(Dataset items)

--------

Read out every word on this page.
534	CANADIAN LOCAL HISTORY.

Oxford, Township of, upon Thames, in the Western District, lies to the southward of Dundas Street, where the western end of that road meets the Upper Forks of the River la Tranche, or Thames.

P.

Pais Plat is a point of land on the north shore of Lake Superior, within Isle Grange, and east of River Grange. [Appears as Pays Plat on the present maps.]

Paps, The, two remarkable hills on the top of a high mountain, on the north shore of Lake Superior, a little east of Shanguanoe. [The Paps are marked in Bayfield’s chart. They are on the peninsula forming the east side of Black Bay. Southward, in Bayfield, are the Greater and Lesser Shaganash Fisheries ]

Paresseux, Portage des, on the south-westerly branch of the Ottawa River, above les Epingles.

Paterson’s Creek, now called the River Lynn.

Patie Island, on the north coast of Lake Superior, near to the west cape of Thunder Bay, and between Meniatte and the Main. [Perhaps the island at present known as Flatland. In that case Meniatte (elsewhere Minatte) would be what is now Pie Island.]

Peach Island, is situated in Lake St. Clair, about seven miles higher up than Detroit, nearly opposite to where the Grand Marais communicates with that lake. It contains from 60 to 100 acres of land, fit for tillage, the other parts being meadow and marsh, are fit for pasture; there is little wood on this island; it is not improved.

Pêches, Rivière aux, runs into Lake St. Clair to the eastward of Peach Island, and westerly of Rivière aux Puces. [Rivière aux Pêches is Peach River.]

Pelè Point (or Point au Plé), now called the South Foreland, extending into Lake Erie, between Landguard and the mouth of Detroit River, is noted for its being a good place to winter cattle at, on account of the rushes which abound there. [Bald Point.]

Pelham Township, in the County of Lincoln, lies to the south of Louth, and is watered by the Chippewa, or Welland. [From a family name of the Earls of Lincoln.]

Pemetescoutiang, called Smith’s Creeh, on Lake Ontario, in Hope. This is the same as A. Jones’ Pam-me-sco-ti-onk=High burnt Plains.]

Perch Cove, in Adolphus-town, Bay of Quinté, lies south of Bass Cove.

--------

[Required task]: Give the number of lines that carry the word "Detroit", with nothing added.

[Correct answer]: 2